---------- INPUT RECORDS ----------

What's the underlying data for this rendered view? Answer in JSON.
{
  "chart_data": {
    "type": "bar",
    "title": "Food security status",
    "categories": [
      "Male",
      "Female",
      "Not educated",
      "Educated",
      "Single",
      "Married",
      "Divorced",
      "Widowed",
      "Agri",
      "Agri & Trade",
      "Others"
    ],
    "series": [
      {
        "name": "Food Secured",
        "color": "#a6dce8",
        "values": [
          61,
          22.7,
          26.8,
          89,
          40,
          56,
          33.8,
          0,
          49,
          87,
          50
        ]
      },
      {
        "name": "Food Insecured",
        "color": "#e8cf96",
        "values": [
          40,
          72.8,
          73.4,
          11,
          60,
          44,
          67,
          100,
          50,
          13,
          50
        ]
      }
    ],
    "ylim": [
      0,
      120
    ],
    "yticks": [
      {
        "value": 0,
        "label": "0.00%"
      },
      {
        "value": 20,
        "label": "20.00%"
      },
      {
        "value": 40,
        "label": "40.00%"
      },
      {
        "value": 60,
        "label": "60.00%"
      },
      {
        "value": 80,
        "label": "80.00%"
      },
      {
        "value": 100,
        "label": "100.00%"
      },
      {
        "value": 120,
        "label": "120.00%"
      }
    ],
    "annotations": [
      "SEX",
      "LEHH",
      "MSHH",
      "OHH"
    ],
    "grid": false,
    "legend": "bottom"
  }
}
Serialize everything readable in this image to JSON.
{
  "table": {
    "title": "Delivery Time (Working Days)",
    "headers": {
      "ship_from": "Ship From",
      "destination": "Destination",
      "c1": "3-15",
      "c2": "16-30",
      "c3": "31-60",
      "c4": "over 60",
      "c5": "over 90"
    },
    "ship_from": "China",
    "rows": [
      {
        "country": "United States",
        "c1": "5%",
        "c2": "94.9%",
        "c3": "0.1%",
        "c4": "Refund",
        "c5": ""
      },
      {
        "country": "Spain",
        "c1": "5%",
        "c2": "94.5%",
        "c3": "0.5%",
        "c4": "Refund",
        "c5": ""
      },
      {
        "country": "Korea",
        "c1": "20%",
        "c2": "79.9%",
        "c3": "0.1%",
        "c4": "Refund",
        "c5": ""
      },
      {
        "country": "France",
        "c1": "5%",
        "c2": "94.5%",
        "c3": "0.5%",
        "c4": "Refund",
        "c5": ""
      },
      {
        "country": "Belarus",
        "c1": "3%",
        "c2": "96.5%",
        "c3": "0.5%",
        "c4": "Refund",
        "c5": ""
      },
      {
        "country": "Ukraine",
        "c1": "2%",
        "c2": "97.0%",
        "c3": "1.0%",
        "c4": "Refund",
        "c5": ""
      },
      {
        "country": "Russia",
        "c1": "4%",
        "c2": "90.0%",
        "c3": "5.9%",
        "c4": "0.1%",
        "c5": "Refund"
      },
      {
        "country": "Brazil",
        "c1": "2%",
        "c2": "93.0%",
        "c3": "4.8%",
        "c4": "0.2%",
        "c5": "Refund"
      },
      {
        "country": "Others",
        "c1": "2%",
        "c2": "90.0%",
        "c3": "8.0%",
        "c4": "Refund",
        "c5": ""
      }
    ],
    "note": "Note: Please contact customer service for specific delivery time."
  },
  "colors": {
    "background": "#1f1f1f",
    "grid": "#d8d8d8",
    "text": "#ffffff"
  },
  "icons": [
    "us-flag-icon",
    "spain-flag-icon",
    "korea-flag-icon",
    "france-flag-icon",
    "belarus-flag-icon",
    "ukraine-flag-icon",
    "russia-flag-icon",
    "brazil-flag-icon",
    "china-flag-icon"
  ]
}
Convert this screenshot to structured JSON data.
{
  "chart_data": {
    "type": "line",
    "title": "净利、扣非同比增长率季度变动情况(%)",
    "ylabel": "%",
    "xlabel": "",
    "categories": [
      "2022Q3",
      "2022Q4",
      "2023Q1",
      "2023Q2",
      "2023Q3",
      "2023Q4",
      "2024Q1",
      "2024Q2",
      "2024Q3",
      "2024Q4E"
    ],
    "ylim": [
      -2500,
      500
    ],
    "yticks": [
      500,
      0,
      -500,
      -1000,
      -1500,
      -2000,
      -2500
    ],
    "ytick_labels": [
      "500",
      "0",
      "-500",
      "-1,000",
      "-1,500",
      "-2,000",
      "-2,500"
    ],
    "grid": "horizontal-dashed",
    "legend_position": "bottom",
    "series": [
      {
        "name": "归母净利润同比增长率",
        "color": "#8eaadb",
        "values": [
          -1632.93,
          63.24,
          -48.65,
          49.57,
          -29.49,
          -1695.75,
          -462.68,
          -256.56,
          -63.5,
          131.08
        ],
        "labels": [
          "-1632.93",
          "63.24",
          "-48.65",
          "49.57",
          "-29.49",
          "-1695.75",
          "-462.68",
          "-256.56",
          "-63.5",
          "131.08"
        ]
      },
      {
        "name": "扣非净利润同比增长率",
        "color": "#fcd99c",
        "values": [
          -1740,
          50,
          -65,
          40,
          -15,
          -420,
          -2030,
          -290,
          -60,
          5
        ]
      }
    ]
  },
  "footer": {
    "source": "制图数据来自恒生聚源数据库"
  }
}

----------

GIVEN EXERCISE => Nothing in the data may differ; print all of it exactly as written.

WRITTEN ANSWER =>
What's the underlying data for this rendered view? Answer in JSON.
{
  "chart_data": {
    "type": "bar",
    "title": "Food security status",
    "categories": [
      "Male",
      "Female",
      "Not educated",
      "Educated",
      "Single",
      "Married",
      "Divorced",
      "Widowed",
      "Agri",
      "Agri & Trade",
      "Others"
    ],
    "series": [
      {
        "name": "Food Secured",
        "color": "#a6dce8",
        "values": [
          61,
          22.7,
          26.8,
          89,
          40,
          56,
          33.8,
          0,
          49,
          87,
          50
        ]
      },
      {
        "name": "Food Insecured",
        "color": "#e8cf96",
        "values": [
          40,
          72.8,
          73.4,
          11,
          60,
          44,
          67,
          100,
          50,
          13,
          50
        ]
      }
    ],
    "ylim": [
      0,
      120
    ],
    "yticks": [
      {
        "value": 0,
        "label": "0.00%"
      },
      {
        "value": 20,
        "label": "20.00%"
      },
      {
        "value": 40,
        "label": "40.00%"
      },
      {
        "value": 60,
        "label": "60.00%"
      },
      {
        "value": 80,
        "label": "80.00%"
      },
      {
        "value": 100,
        "label": "100.00%"
      },
      {
        "value": 120,
        "label": "120.00%"
      }
    ],
    "annotations": [
      "SEX",
      "LEHH",
      "MSHH",
      "OHH"
    ],
    "grid": false,
    "legend": "bottom"
  }
}
Serialize everything readable in this image to JSON.
{
  "table": {
    "title": "Delivery Time (Working Days)",
    "headers": {
      "ship_from": "Ship From",
      "destination": "Destination",
      "c1": "3-15",
      "c2": "16-30",
      "c3": "31-60",
      "c4": "over 60",
      "c5": "over 90"
    },
    "ship_from": "China",
    "rows": [
      {
        "country": "United States",
        "c1": "5%",
        "c2": "94.9%",
        "c3": "0.1%",
        "c4": "Refund",
        "c5": ""
      },
      {
        "country": "Spain",
        "c1": "5%",
        "c2": "94.5%",
        "c3": "0.5%",
        "c4": "Refund",
        "c5": ""
      },
      {
        "country": "Korea",
        "c1": "20%",
        "c2": "79.9%",
        "c3": "0.1%",
        "c4": "Refund",
        "c5": ""
      },
      {
        "country": "France",
        "c1": "5%",
        "c2": "94.5%",
        "c3": "0.5%",
        "c4": "Refund",
        "c5": ""
      },
      {
        "country": "Belarus",
        "c1": "3%",
        "c2": "96.5%",
        "c3": "0.5%",
        "c4": "Refund",
        "c5": ""
      },
      {
        "country": "Ukraine",
        "c1": "2%",
        "c2": "97.0%",
        "c3": "1.0%",
        "c4": "Refund",
        "c5": ""
      },
      {
        "country": "Russia",
        "c1": "4%",
        "c2": "90.0%",
        "c3": "5.9%",
        "c4": "0.1%",
        "c5": "Refund"
      },
      {
        "country": "Brazil",
        "c1": "2%",
        "c2": "93.0%",
        "c3": "4.8%",
        "c4": "0.2%",
        "c5": "Refund"
      },
      {
        "country": "Others",
        "c1": "2%",
        "c2": "90.0%",
        "c3": "8.0%",
        "c4": "Refund",
        "c5": ""
      }
    ],
    "note": "Note: Please contact customer service for specific delivery time."
  },
  "colors": {
    "background": "#1f1f1f",
    "grid": "#d8d8d8",
    "text": "#ffffff"
  },
  "icons": [
    "us-flag-icon",
    "spain-flag-icon",
    "korea-flag-icon",
    "france-flag-icon",
    "belarus-flag-icon",
    "ukraine-flag-icon",
    "russia-flag-icon",
    "brazil-flag-icon",
    "china-flag-icon"
  ]
}
Convert this screenshot to structured JSON data.
{
  "chart_data": {
    "type": "line",
    "title": "净利、扣非同比增长率季度变动情况(%)",
    "ylabel": "%",
    "xlabel": "",
    "categories": [
      "2022Q3",
      "2022Q4",
      "2023Q1",
      "2023Q2",
      "2023Q3",
      "2023Q4",
      "2024Q1",
      "2024Q2",
      "2024Q3",
      "2024Q4E"
    ],
    "ylim": [
      -2500,
      500
    ],
    "yticks": [
      500,
      0,
      -500,
      -1000,
      -1500,
      -2000,
      -2500
    ],
    "ytick_labels": [
      "500",
      "0",
      "-500",
      "-1,000",
      "-1,500",
      "-2,000",
      "-2,500"
    ],
    "grid": "horizontal-dashed",
    "legend_position": "bottom",
    "series": [
      {
        "name": "归母净利润同比增长率",
        "color": "#8eaadb",
        "values": [
          -1632.93,
          63.24,
          -48.65,
          49.57,
          -29.49,
          -1695.75,
          -462.68,
          -256.56,
          -63.5,
          131.08
        ],
        "labels": [
          "-1632.93",
          "63.24",
          "-48.65",
          "49.57",
          "-29.49",
          "-1695.75",
          "-462.68",
          "-256.56",
          "-63.5",
          "131.08"
        ]
      },
      {
        "name": "扣非净利润同比增长率",
        "color": "#fcd99c",
        "values": [
          -1740,
          50,
          -65,
          40,
          -15,
          -420,
          -2030,
          -290,
          -60,
          5
        ]
      }
    ]
  },
  "footer": {
    "source": "制图数据来自恒生聚源数据库"
  }
}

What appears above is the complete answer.